[Extracted text]
It is probably also useful to distinguish passages belonging to different narrative
levels (for example, direct speech versus narrative or quotation versus narrative)
and to identify reference points such as page breaks. It is less useful to record
exact nuances of rendition or spelling in a particular version of a text. Our goal is
not to duplicate the work of scholarly editors or to produce (yet another) digital
edition of a specific source document. </p>
<!-- CO: OK. With respect to the selection criteria, we need to consider that we will encode the first edition of each texts.
The first edition will reveal spelling variances and variances concerning different text levels, e.g, direct speech
(like any other modern edition will do in some way or the other)-->
<!-- LB : the idea of encoding specifically the first edition wasn't what I thought the
brief was when I started work on this document! Licensing issues-->
<p>In selecting features for inclusion in the markup scheme, we have been guided, but
not limited, by existing practice as far as possible. Particular collections we have
examined are listed in section <ptr target="#sources"/> but the main goal has been to
identify a small core set of essential textual features which can be readily
(preferably automatically) identified in existing digital transcriptions, or easily
and consistently provided by new transcriptions. </p>
<!-- BN : I definitely agree:-->
<p>This document lists all the textual features which are to be distinguished in an
ELTeC conformant transcription. Whenever a given feature exists in a text, it will be
marked up as indicated here. No other features will be captured by the markup: if
some textual feature not provided for here is identified by a marked up source text,
that markup will be removed. The goal is to ensure that the ELTeC texts can be
processed by very simple minded (but XML-aware) systems primarily concerned with
lexis and to make life easier for the developers of such systems. </p>
<!-- CO: In addition, our scheme should make sure that we have no variance in the actual encoding.
Especially a fixed sequence of attributes and a fixed hierarchical structure of elements is needed for parsing issues.

[Stated task A] In the listing, from its start through the line that contains "product-link[interactable]: Sada202601C [832, 376, 912, 391]", swap "Final product" for "Finished product" and give those lines again with nothing else changed.

[Items]
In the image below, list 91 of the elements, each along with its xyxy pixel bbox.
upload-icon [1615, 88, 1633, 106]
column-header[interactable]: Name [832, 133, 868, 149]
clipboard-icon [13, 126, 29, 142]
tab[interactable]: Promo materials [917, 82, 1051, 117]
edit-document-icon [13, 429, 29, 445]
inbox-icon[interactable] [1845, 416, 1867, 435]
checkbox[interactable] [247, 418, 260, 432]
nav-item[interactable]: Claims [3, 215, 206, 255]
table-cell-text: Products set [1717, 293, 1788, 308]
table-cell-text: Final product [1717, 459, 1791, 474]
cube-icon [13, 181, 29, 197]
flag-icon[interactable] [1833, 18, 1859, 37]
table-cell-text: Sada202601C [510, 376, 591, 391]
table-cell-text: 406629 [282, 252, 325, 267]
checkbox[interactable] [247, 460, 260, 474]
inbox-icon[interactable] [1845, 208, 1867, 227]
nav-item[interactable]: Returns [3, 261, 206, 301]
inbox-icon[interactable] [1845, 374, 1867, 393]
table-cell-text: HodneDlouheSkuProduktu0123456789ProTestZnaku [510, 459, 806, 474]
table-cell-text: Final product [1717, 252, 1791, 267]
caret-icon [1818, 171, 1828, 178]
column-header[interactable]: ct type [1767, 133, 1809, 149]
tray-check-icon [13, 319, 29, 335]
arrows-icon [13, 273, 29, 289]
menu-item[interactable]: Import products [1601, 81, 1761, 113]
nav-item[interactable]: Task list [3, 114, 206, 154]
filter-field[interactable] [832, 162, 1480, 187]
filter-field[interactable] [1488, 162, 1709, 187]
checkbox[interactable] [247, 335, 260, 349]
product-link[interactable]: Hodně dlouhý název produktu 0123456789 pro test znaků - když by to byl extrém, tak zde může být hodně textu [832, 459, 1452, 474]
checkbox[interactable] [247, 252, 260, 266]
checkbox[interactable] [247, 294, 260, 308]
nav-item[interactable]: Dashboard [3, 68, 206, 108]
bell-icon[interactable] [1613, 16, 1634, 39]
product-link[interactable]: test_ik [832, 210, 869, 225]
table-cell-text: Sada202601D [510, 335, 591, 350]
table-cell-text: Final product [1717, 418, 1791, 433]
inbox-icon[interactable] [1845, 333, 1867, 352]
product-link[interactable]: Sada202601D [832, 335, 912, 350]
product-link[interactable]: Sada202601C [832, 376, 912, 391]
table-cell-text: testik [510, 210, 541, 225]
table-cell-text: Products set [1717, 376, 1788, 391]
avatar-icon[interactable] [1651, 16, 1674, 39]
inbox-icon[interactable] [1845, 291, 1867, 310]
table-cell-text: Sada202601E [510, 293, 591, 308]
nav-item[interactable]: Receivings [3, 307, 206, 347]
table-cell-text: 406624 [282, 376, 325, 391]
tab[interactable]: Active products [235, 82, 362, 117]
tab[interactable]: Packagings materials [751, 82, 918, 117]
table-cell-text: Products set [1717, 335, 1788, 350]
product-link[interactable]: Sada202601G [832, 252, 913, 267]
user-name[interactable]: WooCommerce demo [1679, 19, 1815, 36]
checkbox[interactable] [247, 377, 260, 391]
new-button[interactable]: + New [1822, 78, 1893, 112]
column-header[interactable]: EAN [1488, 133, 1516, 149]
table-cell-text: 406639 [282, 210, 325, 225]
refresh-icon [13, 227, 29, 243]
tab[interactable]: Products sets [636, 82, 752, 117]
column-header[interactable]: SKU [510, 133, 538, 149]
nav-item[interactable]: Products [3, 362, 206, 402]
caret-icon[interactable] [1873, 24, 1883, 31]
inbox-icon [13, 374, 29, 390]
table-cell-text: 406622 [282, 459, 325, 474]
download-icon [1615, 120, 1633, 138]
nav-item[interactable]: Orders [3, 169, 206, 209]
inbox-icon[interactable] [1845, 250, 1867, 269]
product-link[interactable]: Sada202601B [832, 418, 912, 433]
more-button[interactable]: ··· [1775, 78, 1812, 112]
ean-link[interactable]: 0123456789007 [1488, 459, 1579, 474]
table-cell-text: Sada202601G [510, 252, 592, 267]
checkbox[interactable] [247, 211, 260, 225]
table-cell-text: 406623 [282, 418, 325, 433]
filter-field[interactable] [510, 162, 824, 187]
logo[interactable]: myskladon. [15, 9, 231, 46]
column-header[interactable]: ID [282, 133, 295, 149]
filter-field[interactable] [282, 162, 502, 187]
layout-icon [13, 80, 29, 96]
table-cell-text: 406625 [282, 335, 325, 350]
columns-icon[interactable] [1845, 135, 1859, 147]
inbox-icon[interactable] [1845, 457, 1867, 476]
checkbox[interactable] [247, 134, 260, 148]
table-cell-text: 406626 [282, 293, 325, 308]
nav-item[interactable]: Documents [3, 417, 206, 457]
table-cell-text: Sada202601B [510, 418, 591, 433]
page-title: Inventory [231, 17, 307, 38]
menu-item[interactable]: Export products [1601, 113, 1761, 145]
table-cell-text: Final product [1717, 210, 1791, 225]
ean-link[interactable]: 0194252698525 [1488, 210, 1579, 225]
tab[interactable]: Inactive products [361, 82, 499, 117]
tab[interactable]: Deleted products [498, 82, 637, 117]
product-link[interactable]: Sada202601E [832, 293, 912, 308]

[Stated task B]
Answer these questions from the ELTeC markup text, one line each:
(i) According to the text, what is less useful to record?
(ii) What happens to markup in a source text that identifies a feature not provided for in the scheme?
(iii) According to the first comment marked CO, which edition of each text will be encoded?

[Expected answer A]
In the image below, list 91 of the elements, each along with its xyxy pixel bbox.
upload-icon [1615, 88, 1633, 106]
column-header[interactable]: Name [832, 133, 868, 149]
clipboard-icon [13, 126, 29, 142]
tab[interactable]: Promo materials [917, 82, 1051, 117]
edit-document-icon [13, 429, 29, 445]
inbox-icon[interactable] [1845, 416, 1867, 435]
checkbox[interactable] [247, 418, 260, 432]
nav-item[interactable]: Claims [3, 215, 206, 255]
table-cell-text: Products set [1717, 293, 1788, 308]
table-cell-text: Finished product [1717, 459, 1791, 474]
cube-icon [13, 181, 29, 197]
flag-icon[interactable] [1833, 18, 1859, 37]
table-cell-text: Sada202601C [510, 376, 591, 391]
table-cell-text: 406629 [282, 252, 325, 267]
checkbox[interactable] [247, 460, 260, 474]
inbox-icon[interactable] [1845, 208, 1867, 227]
nav-item[interactable]: Returns [3, 261, 206, 301]
inbox-icon[interactable] [1845, 374, 1867, 393]
table-cell-text: HodneDlouheSkuProduktu0123456789ProTestZnaku [510, 459, 806, 474]
table-cell-text: Finished product [1717, 252, 1791, 267]
caret-icon [1818, 171, 1828, 178]
column-header[interactable]: ct type [1767, 133, 1809, 149]
tray-check-icon [13, 319, 29, 335]
arrows-icon [13, 273, 29, 289]
menu-item[interactable]: Import products [1601, 81, 1761, 113]
nav-item[interactable]: Task list [3, 114, 206, 154]
filter-field[interactable] [832, 162, 1480, 187]
filter-field[interactable] [1488, 162, 1709, 187]
checkbox[interactable] [247, 335, 260, 349]
product-link[interactable]: Hodně dlouhý název produktu 0123456789 pro test znaků - když by to byl extrém, tak zde může být hodně textu [832, 459, 1452, 474]
checkbox[interactable] [247, 252, 260, 266]
checkbox[interactable] [247, 294, 260, 308]
nav-item[interactable]: Dashboard [3, 68, 206, 108]
bell-icon[interactable] [1613, 16, 1634, 39]
product-link[interactable]: test_ik [832, 210, 869, 225]
table-cell-text: Sada202601D [510, 335, 591, 350]
table-cell-text: Finished product [1717, 418, 1791, 433]
inbox-icon[interactable] [1845, 333, 1867, 352]
product-link[interactable]: Sada202601D [832, 335, 912, 350]
product-link[interactable]: Sada202601C [832, 376, 912, 391]

[Expected answer B]
(i) Exact nuances of rendition or spelling in a particular version of a text.
(ii) That markup will be removed.
(iii) The first edition.